## begin Entries provided
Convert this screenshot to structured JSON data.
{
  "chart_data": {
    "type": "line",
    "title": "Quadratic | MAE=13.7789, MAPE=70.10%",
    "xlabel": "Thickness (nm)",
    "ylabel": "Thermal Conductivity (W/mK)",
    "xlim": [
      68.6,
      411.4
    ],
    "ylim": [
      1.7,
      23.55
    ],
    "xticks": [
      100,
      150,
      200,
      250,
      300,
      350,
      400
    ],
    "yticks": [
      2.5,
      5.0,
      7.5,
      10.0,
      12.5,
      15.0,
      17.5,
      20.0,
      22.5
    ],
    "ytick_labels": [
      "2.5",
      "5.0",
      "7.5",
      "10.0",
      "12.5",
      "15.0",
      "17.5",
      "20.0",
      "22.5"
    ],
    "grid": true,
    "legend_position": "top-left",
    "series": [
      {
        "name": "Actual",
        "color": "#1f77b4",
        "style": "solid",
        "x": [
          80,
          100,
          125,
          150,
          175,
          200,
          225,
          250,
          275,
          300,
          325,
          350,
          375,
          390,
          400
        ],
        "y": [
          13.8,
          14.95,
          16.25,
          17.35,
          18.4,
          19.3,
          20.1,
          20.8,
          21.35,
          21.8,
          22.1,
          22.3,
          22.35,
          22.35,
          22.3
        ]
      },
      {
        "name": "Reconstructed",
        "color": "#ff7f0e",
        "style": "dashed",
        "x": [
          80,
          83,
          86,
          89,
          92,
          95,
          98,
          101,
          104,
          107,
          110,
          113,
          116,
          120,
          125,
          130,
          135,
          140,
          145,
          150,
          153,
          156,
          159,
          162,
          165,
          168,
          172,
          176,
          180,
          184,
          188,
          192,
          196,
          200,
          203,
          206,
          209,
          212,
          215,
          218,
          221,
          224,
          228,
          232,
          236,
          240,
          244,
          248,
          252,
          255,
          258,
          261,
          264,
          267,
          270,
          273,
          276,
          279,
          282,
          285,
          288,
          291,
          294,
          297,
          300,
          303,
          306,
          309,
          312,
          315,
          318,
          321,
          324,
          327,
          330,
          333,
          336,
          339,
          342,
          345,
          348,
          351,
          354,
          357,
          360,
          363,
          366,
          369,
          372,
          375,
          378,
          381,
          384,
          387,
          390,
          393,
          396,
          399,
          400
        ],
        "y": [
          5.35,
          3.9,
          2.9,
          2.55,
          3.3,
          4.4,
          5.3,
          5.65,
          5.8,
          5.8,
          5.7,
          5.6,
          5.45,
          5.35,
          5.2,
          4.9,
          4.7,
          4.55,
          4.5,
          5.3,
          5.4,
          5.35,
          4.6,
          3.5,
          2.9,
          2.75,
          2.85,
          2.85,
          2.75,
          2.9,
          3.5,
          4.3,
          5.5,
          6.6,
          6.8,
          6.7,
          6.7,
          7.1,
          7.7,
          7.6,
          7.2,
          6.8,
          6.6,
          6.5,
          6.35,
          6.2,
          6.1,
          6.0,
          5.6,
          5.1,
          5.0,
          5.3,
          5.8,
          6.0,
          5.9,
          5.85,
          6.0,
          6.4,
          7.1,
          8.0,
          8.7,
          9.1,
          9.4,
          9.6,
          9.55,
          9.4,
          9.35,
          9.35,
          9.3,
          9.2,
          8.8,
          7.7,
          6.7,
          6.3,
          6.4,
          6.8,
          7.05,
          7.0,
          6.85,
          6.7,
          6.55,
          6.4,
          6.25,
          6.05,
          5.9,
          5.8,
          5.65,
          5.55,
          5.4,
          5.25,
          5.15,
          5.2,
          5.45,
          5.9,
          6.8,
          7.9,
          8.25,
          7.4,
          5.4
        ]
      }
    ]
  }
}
## end Entries provided
### The exercise
Write out all of the records once more, exactly.

### The reply
Convert this screenshot to structured JSON data.
{
  "chart_data": {
    "type": "line",
    "title": "Quadratic | MAE=13.7789, MAPE=70.10%",
    "xlabel": "Thickness (nm)",
    "ylabel": "Thermal Conductivity (W/mK)",
    "xlim": [
      68.6,
      411.4
    ],
    "ylim": [
      1.7,
      23.55
    ],
    "xticks": [
      100,
      150,
      200,
      250,
      300,
      350,
      400
    ],
    "yticks": [
      2.5,
      5.0,
      7.5,
      10.0,
      12.5,
      15.0,
      17.5,
      20.0,
      22.5
    ],
    "ytick_labels": [
      "2.5",
      "5.0",
      "7.5",
      "10.0",
      "12.5",
      "15.0",
      "17.5",
      "20.0",
      "22.5"
    ],
    "grid": true,
    "legend_position": "top-left",
    "series": [
      {
        "name": "Actual",
        "color": "#1f77b4",
        "style": "solid",
        "x": [
          80,
          100,
          125,
          150,
          175,
          200,
          225,
          250,
          275,
          300,
          325,
          350,
          375,
          390,
          400
        ],
        "y": [
          13.8,
          14.95,
          16.25,
          17.35,
          18.4,
          19.3,
          20.1,
          20.8,
          21.35,
          21.8,
          22.1,
          22.3,
          22.35,
          22.35,
          22.3
        ]
      },
      {
        "name": "Reconstructed",
        "color": "#ff7f0e",
        "style": "dashed",
        "x": [
          80,
          83,
          86,
          89,
          92,
          95,
          98,
          101,
          104,
          107,
          110,
          113,
          116,
          120,
          125,
          130,
          135,
          140,
          145,
          150,
          153,
          156,
          159,
          162,
          165,
          168,
          172,
          176,
          180,
          184,
          188,
          192,
          196,
          200,
          203,
          206,
          209,
          212,
          215,
          218,
          221,
          224,
          228,
          232,
          236,
          240,
          244,
          248,
          252,
          255,
          258,
          261,
          264,
          267,
          270,
          273,
          276,
          279,
          282,
          285,
          288,
          291,
          294,
          297,
          300,
          303,
          306,
          309,
          312,
          315,
          318,
          321,
          324,
          327,
          330,
          333,
          336,
          339,
          342,
          345,
          348,
          351,
          354,
          357,
          360,
          363,
          366,
          369,
          372,
          375,
          378,
          381,
          384,
          387,
          390,
          393,
          396,
          399,
          400
        ],
        "y": [
          5.35,
          3.9,
          2.9,
          2.55,
          3.3,
          4.4,
          5.3,
          5.65,
          5.8,
          5.8,
          5.7,
          5.6,
          5.45,
          5.35,
          5.2,
          4.9,
          4.7,
          4.55,
          4.5,
          5.3,
          5.4,
          5.35,
          4.6,
          3.5,
          2.9,
          2.75,
          2.85,
          2.85,
          2.75,
          2.9,
          3.5,
          4.3,
          5.5,
          6.6,
          6.8,
          6.7,
          6.7,
          7.1,
          7.7,
          7.6,
          7.2,
          6.8,
          6.6,
          6.5,
          6.35,
          6.2,
          6.1,
          6.0,
          5.6,
          5.1,
          5.0,
          5.3,
          5.8,
          6.0,
          5.9,
          5.85,
          6.0,
          6.4,
          7.1,
          8.0,
          8.7,
          9.1,
          9.4,
          9.6,
          9.55,
          9.4,
          9.35,
          9.35,
          9.3,
          9.2,
          8.8,
          7.7,
          6.7,
          6.3,
          6.4,
          6.8,
          7.05,
          7.0,
          6.85,
          6.7,
          6.55,
          6.4,
          6.25,
          6.05,
          5.9,
          5.8,
          5.65,
          5.55,
          5.4,
          5.25,
          5.15,
          5.2,
          5.45,
          5.9,
          6.8,
          7.9,
          8.25,
          7.4,
          5.4
        ]
      }
    ]
  }
}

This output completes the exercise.